● **Required task**: Write out every entry precisely as given, leaving the pictures out.

Data excerpts:
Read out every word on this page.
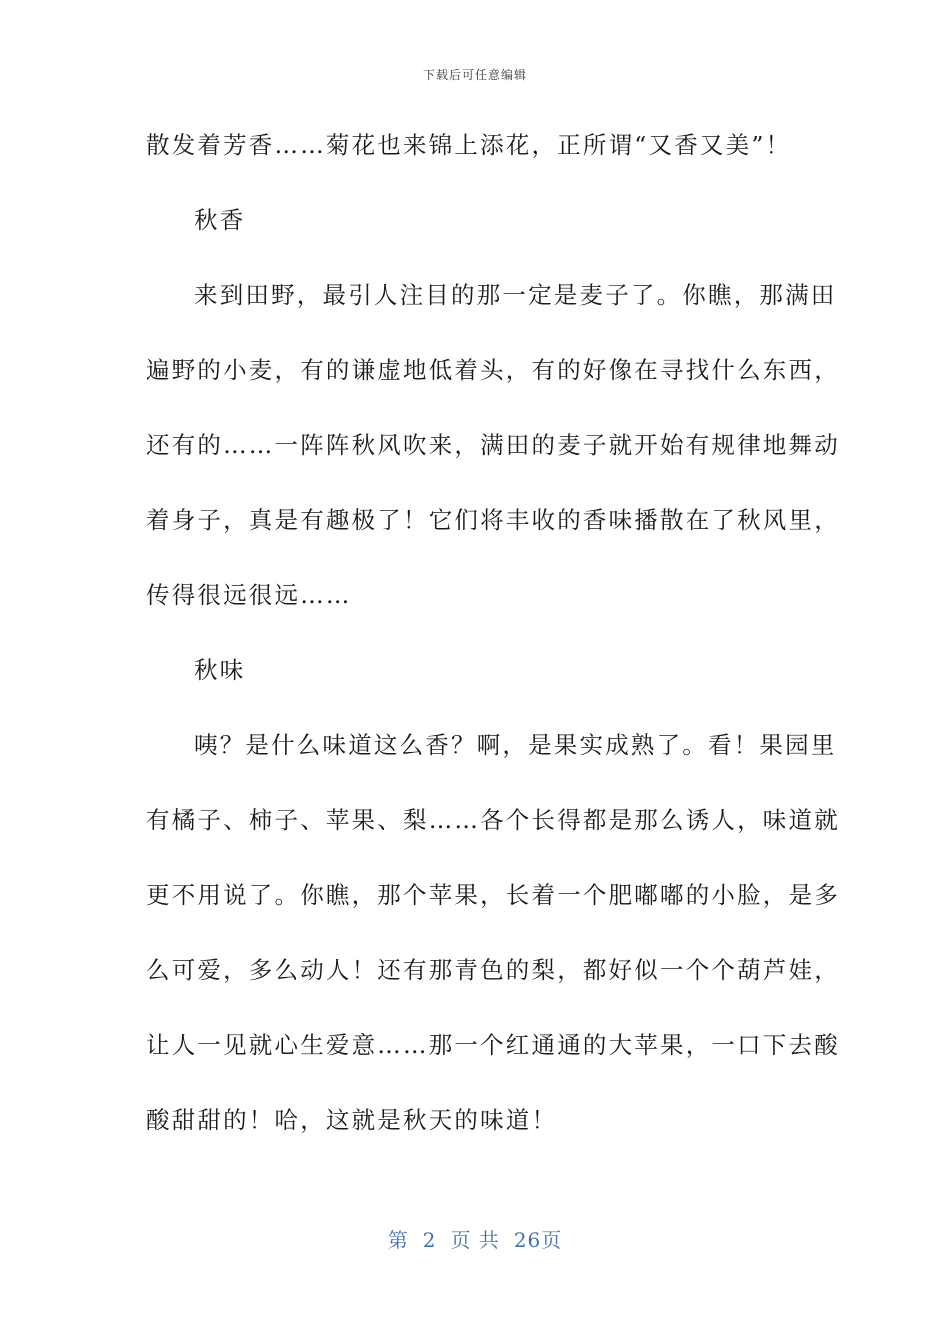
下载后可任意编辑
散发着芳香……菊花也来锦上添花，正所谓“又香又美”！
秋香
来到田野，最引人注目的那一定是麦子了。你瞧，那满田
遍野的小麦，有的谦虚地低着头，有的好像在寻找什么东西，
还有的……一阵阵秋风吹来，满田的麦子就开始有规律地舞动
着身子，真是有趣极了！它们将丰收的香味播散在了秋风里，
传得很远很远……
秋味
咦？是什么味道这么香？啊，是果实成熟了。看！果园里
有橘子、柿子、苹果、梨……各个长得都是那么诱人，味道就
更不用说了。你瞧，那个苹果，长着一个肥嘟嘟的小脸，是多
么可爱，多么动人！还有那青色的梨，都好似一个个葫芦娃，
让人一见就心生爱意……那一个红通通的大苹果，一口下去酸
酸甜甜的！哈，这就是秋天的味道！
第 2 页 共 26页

● **Exercise solution**:
Read out every word on this page.
下载后可任意编辑
散发着芳香……菊花也来锦上添花，正所谓“又香又美”！
秋香
来到田野，最引人注目的那一定是麦子了。你瞧，那满田
遍野的小麦，有的谦虚地低着头，有的好像在寻找什么东西，
还有的……一阵阵秋风吹来，满田的麦子就开始有规律地舞动
着身子，真是有趣极了！它们将丰收的香味播散在了秋风里，
传得很远很远……
秋味
咦？是什么味道这么香？啊，是果实成熟了。看！果园里
有橘子、柿子、苹果、梨……各个长得都是那么诱人，味道就
更不用说了。你瞧，那个苹果，长着一个肥嘟嘟的小脸，是多
么可爱，多么动人！还有那青色的梨，都好似一个个葫芦娃，
让人一见就心生爱意……那一个红通通的大苹果，一口下去酸
酸甜甜的！哈，这就是秋天的味道！
第 2 页 共 26页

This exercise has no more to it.